**Objective**
Print the entries in full, word for word, but not the pictures.

(Figure record extracts)

==*==

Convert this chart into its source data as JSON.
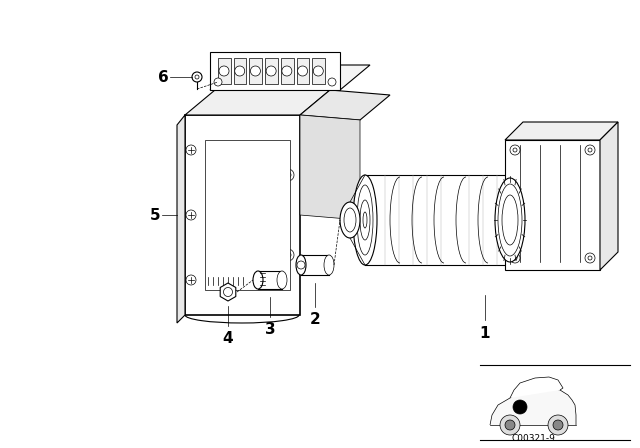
{
  "bg_color": "#ffffff",
  "line_color": "#000000",
  "diagram_code": "C00321-9",
  "lw_thin": 0.5,
  "lw_med": 0.8,
  "lw_thick": 1.2
}
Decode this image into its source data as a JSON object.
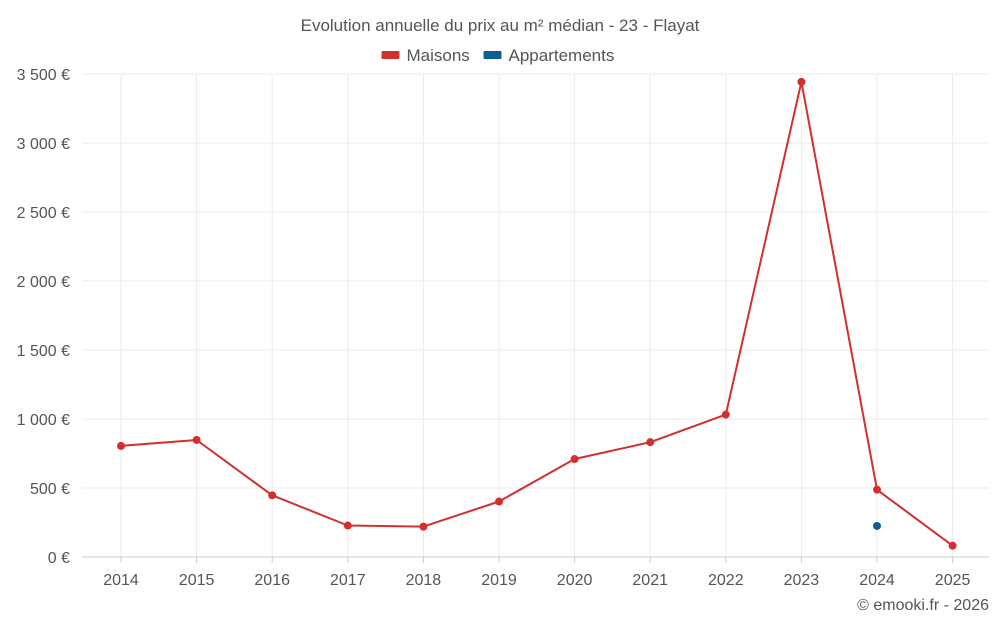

==*==

**Response to the exercise**
Convert this chart into its source data as JSON.
{
  "bg_color": "#ffffff",
  "line_color": "#000000",
  "diagram_code": "C00321-9",
  "lw_thin": 0.5,
  "lw_med": 0.8,
  "lw_thick": 1.2
}
Decode this image into its source data as a JSON object.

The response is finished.